Set problem -
Print all the data, keeping every line exactly as it is.

A run of records -

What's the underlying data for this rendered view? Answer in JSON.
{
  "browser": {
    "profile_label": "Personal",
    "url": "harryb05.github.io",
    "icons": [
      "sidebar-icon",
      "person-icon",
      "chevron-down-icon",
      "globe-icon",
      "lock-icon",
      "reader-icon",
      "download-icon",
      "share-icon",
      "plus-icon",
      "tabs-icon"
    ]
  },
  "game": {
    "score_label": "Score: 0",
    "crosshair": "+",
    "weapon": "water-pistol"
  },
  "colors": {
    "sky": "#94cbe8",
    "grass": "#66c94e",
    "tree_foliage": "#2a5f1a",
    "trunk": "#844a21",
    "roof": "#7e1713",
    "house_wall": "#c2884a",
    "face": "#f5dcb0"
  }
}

Exercise solution -
What's the underlying data for this rendered view? Answer in JSON.
{
  "browser": {
    "profile_label": "Personal",
    "url": "harryb05.github.io",
    "icons": [
      "sidebar-icon",
      "person-icon",
      "chevron-down-icon",
      "globe-icon",
      "lock-icon",
      "reader-icon",
      "download-icon",
      "share-icon",
      "plus-icon",
      "tabs-icon"
    ]
  },
  "game": {
    "score_label": "Score: 0",
    "crosshair": "+",
    "weapon": "water-pistol"
  },
  "colors": {
    "sky": "#94cbe8",
    "grass": "#66c94e",
    "tree_foliage": "#2a5f1a",
    "trunk": "#844a21",
    "roof": "#7e1713",
    "house_wall": "#c2884a",
    "face": "#f5dcb0"
  }
}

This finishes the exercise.